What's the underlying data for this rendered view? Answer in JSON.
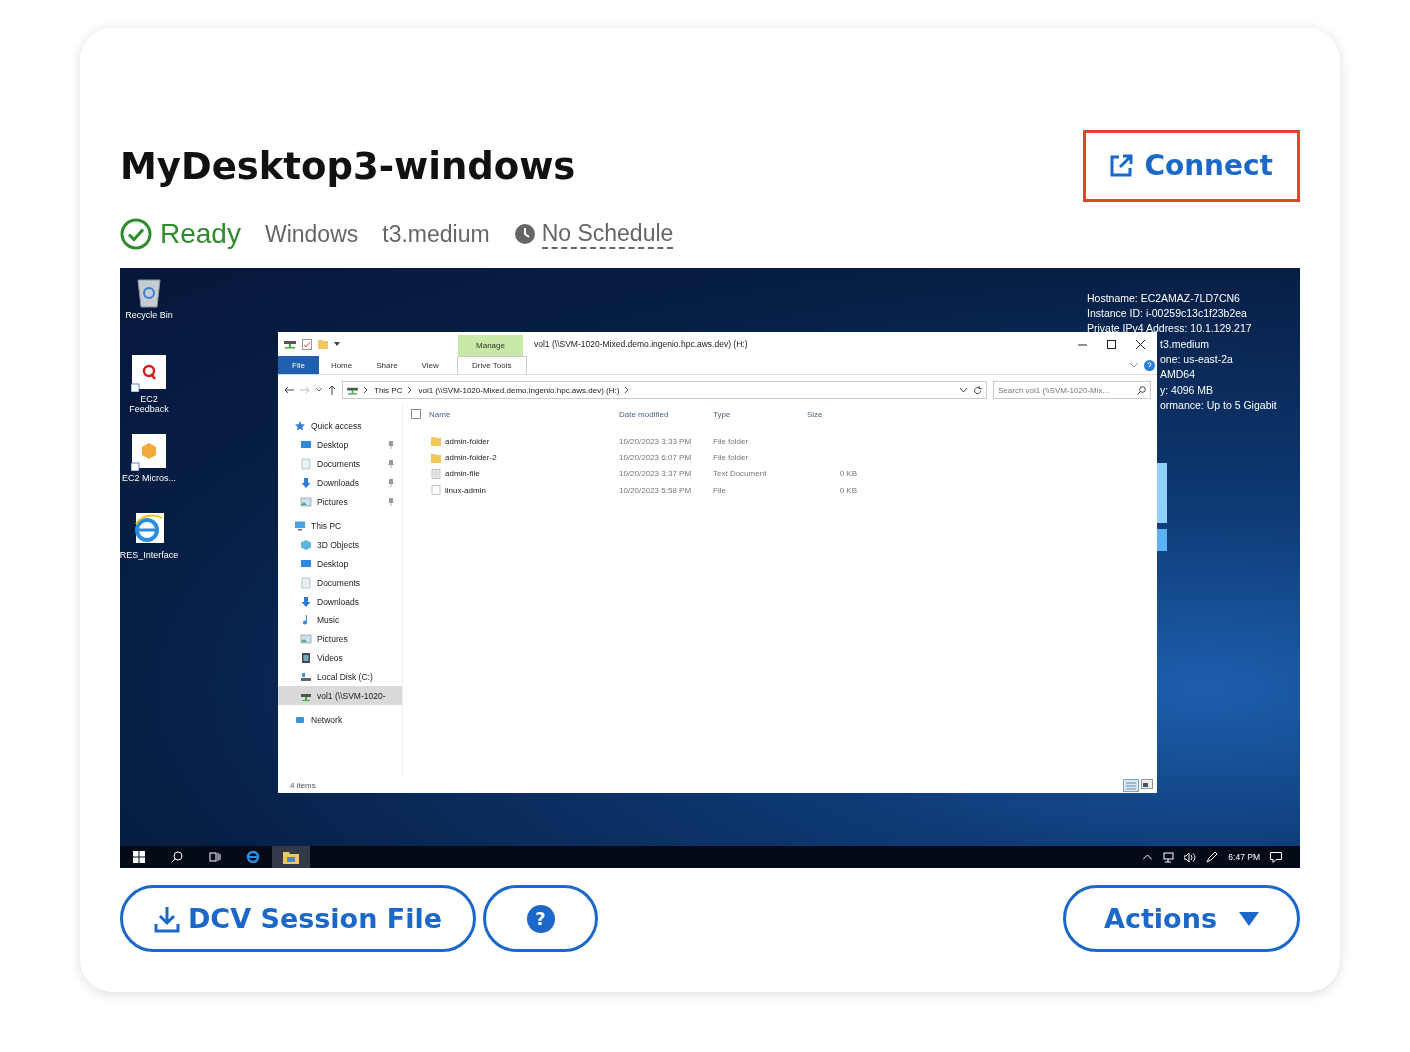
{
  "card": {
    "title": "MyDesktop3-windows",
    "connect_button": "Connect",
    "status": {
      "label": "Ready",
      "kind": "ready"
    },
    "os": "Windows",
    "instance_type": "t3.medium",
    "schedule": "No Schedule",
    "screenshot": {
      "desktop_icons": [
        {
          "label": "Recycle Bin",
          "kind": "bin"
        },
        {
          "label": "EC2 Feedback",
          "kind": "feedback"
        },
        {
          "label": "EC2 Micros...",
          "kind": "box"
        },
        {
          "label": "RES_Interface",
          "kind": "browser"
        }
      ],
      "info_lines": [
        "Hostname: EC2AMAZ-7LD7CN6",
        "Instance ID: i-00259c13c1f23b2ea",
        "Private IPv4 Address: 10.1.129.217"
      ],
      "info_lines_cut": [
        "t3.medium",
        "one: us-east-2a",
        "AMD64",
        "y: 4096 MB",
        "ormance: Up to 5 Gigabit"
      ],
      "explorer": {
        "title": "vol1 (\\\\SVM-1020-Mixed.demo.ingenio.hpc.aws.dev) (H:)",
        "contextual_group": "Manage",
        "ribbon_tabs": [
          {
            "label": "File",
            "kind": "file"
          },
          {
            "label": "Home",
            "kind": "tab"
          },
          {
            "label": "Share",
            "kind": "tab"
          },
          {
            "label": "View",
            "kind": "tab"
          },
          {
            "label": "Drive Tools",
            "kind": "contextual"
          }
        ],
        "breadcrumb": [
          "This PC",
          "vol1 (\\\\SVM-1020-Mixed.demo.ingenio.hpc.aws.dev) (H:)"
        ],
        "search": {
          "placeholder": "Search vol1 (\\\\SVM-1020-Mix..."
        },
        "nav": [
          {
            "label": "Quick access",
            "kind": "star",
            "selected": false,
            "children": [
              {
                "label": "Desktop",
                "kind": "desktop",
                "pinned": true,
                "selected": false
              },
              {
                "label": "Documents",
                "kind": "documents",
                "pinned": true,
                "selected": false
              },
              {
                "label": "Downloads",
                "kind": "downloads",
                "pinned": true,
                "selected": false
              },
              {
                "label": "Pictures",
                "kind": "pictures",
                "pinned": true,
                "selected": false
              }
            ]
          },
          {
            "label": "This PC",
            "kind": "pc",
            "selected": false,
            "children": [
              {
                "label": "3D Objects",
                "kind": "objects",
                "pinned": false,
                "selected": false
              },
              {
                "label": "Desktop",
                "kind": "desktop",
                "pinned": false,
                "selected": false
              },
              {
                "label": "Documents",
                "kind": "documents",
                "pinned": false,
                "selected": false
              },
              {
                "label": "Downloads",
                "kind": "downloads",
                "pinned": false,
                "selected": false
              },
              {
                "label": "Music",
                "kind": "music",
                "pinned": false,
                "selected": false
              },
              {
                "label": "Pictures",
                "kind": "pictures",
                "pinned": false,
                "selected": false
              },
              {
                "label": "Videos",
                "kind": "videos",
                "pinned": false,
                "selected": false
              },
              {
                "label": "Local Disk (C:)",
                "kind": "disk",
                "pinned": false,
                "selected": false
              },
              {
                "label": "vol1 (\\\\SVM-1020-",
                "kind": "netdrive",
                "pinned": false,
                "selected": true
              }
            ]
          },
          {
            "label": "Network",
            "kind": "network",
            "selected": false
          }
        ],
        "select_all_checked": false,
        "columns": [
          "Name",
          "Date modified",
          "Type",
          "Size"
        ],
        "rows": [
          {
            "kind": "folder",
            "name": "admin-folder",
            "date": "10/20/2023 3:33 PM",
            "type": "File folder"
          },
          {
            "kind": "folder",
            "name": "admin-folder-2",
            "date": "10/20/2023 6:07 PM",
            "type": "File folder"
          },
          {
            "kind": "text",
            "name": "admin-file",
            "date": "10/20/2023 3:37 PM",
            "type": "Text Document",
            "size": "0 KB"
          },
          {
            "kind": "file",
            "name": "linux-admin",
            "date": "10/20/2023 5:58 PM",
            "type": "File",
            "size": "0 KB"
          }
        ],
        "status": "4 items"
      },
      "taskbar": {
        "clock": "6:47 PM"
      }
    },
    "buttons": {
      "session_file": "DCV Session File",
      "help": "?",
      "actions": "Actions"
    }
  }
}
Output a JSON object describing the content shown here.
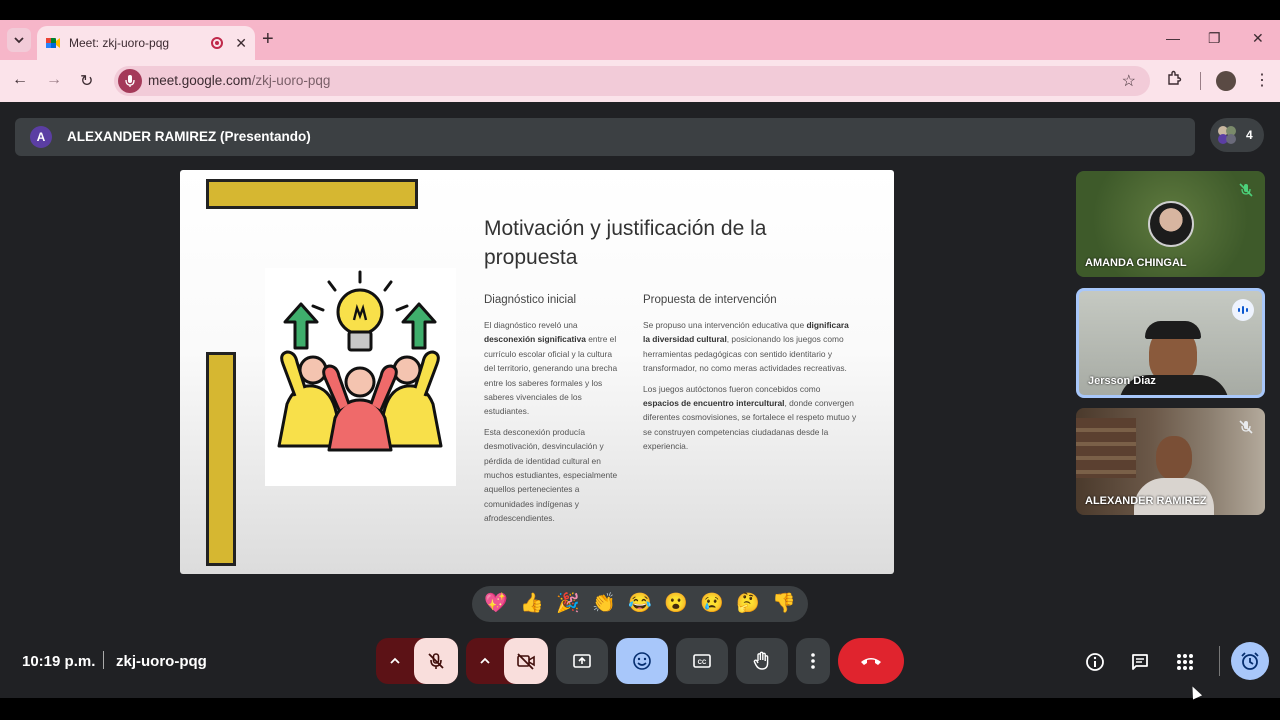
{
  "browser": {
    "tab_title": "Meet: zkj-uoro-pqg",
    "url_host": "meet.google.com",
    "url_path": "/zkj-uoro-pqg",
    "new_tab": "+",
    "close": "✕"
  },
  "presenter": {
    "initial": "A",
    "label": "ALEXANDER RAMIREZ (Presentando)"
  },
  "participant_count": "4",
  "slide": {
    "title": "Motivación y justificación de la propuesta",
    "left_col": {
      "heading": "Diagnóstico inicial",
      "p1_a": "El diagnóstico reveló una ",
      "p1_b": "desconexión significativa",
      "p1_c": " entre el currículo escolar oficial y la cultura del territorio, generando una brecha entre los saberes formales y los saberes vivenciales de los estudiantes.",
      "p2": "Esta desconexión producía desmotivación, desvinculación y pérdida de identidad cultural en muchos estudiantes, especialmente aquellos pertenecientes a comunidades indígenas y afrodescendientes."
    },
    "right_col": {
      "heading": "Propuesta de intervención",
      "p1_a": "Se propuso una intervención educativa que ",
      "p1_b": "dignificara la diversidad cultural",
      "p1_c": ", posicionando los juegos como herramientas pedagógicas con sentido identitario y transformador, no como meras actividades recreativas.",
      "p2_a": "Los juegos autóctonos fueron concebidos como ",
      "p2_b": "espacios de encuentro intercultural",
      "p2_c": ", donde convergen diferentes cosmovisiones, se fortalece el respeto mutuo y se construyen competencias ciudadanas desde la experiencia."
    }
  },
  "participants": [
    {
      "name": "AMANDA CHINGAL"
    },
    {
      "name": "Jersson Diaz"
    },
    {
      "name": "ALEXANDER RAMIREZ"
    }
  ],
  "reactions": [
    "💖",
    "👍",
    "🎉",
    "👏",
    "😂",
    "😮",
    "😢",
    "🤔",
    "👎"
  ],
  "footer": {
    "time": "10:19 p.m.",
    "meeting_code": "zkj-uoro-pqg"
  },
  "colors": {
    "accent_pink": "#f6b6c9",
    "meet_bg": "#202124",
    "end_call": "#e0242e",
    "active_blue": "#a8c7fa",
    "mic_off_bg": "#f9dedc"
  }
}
####################
> [Written exercise]:
Copy the material above exactly and drop the pictures.

> [The solution]:
What's the underlying data for this rendered view? Answer in JSON.
{
  "card": {
    "title": "MyDesktop3-windows",
    "connect_button": "Connect",
    "status": {
      "label": "Ready",
      "kind": "ready"
    },
    "os": "Windows",
    "instance_type": "t3.medium",
    "schedule": "No Schedule",
    "screenshot": {
      "desktop_icons": [
        {
          "label": "Recycle Bin",
          "kind": "bin"
        },
        {
          "label": "EC2 Feedback",
          "kind": "feedback"
        },
        {
          "label": "EC2 Micros...",
          "kind": "box"
        },
        {
          "label": "RES_Interface",
          "kind": "browser"
        }
      ],
      "info_lines": [
        "Hostname: EC2AMAZ-7LD7CN6",
        "Instance ID: i-00259c13c1f23b2ea",
        "Private IPv4 Address: 10.1.129.217"
      ],
      "info_lines_cut": [
        "t3.medium",
        "one: us-east-2a",
        "AMD64",
        "y: 4096 MB",
        "ormance: Up to 5 Gigabit"
      ],
      "explorer": {
        "title": "vol1 (\\\\SVM-1020-Mixed.demo.ingenio.hpc.aws.dev) (H:)",
        "contextual_group": "Manage",
        "ribbon_tabs": [
          {
            "label": "File",
            "kind": "file"
          },
          {
            "label": "Home",
            "kind": "tab"
          },
          {
            "label": "Share",
            "kind": "tab"
          },
          {
            "label": "View",
            "kind": "tab"
          },
          {
            "label": "Drive Tools",
            "kind": "contextual"
          }
        ],
        "breadcrumb": [
          "This PC",
          "vol1 (\\\\SVM-1020-Mixed.demo.ingenio.hpc.aws.dev) (H:)"
        ],
        "search": {
          "placeholder": "Search vol1 (\\\\SVM-1020-Mix..."
        },
        "nav": [
          {
            "label": "Quick access",
            "kind": "star",
            "selected": false,
            "children": [
              {
                "label": "Desktop",
                "kind": "desktop",
                "pinned": true,
                "selected": false
              },
              {
                "label": "Documents",
                "kind": "documents",
                "pinned": true,
                "selected": false
              },
              {
                "label": "Downloads",
                "kind": "downloads",
                "pinned": true,
                "selected": false
              },
              {
                "label": "Pictures",
                "kind": "pictures",
                "pinned": true,
                "selected": false
              }
            ]
          },
          {
            "label": "This PC",
            "kind": "pc",
            "selected": false,
            "children": [
              {
                "label": "3D Objects",
                "kind": "objects",
                "pinned": false,
                "selected": false
              },
              {
                "label": "Desktop",
                "kind": "desktop",
                "pinned": false,
                "selected": false
              },
              {
                "label": "Documents",
                "kind": "documents",
                "pinned": false,
                "selected": false
              },
              {
                "label": "Downloads",
                "kind": "downloads",
                "pinned": false,
                "selected": false
              },
              {
                "label": "Music",
                "kind": "music",
                "pinned": false,
                "selected": false
              },
              {
                "label": "Pictures",
                "kind": "pictures",
                "pinned": false,
                "selected": false
              },
              {
                "label": "Videos",
                "kind": "videos",
                "pinned": false,
                "selected": false
              },
              {
                "label": "Local Disk (C:)",
                "kind": "disk",
                "pinned": false,
                "selected": false
              },
              {
                "label": "vol1 (\\\\SVM-1020-",
                "kind": "netdrive",
                "pinned": false,
                "selected": true
              }
            ]
          },
          {
            "label": "Network",
            "kind": "network",
            "selected": false
          }
        ],
        "select_all_checked": false,
        "columns": [
          "Name",
          "Date modified",
          "Type",
          "Size"
        ],
        "rows": [
          {
            "kind": "folder",
            "name": "admin-folder",
            "date": "10/20/2023 3:33 PM",
            "type": "File folder"
          },
          {
            "kind": "folder",
            "name": "admin-folder-2",
            "date": "10/20/2023 6:07 PM",
            "type": "File folder"
          },
          {
            "kind": "text",
            "name": "admin-file",
            "date": "10/20/2023 3:37 PM",
            "type": "Text Document",
            "size": "0 KB"
          },
          {
            "kind": "file",
            "name": "linux-admin",
            "date": "10/20/2023 5:58 PM",
            "type": "File",
            "size": "0 KB"
          }
        ],
        "status": "4 items"
      },
      "taskbar": {
        "clock": "6:47 PM"
      }
    },
    "buttons": {
      "session_file": "DCV Session File",
      "help": "?",
      "actions": "Actions"
    }
  }
}
Output a JSON object describing the content shown here.
{
  "browser": {
    "tab_title": "Meet: zkj-uoro-pqg",
    "url_host": "meet.google.com",
    "url_path": "/zkj-uoro-pqg",
    "new_tab": "+",
    "close": "✕"
  },
  "presenter": {
    "initial": "A",
    "label": "ALEXANDER RAMIREZ (Presentando)"
  },
  "participant_count": "4",
  "slide": {
    "title": "Motivación y justificación de la propuesta",
    "left_col": {
      "heading": "Diagnóstico inicial",
      "p1_a": "El diagnóstico reveló una ",
      "p1_b": "desconexión significativa",
      "p1_c": " entre el currículo escolar oficial y la cultura del territorio, generando una brecha entre los saberes formales y los saberes vivenciales de los estudiantes.",
      "p2": "Esta desconexión producía desmotivación, desvinculación y pérdida de identidad cultural en muchos estudiantes, especialmente aquellos pertenecientes a comunidades indígenas y afrodescendientes."
    },
    "right_col": {
      "heading": "Propuesta de intervención",
      "p1_a": "Se propuso una intervención educativa que ",
      "p1_b": "dignificara la diversidad cultural",
      "p1_c": ", posicionando los juegos como herramientas pedagógicas con sentido identitario y transformador, no como meras actividades recreativas.",
      "p2_a": "Los juegos autóctonos fueron concebidos como ",
      "p2_b": "espacios de encuentro intercultural",
      "p2_c": ", donde convergen diferentes cosmovisiones, se fortalece el respeto mutuo y se construyen competencias ciudadanas desde la experiencia."
    }
  },
  "participants": [
    {
      "name": "AMANDA CHINGAL"
    },
    {
      "name": "Jersson Diaz"
    },
    {
      "name": "ALEXANDER RAMIREZ"
    }
  ],
  "reactions": [
    "💖",
    "👍",
    "🎉",
    "👏",
    "😂",
    "😮",
    "😢",
    "🤔",
    "👎"
  ],
  "footer": {
    "time": "10:19 p.m.",
    "meeting_code": "zkj-uoro-pqg"
  },
  "colors": {
    "accent_pink": "#f6b6c9",
    "meet_bg": "#202124",
    "end_call": "#e0242e",
    "active_blue": "#a8c7fa",
    "mic_off_bg": "#f9dedc"
  }
}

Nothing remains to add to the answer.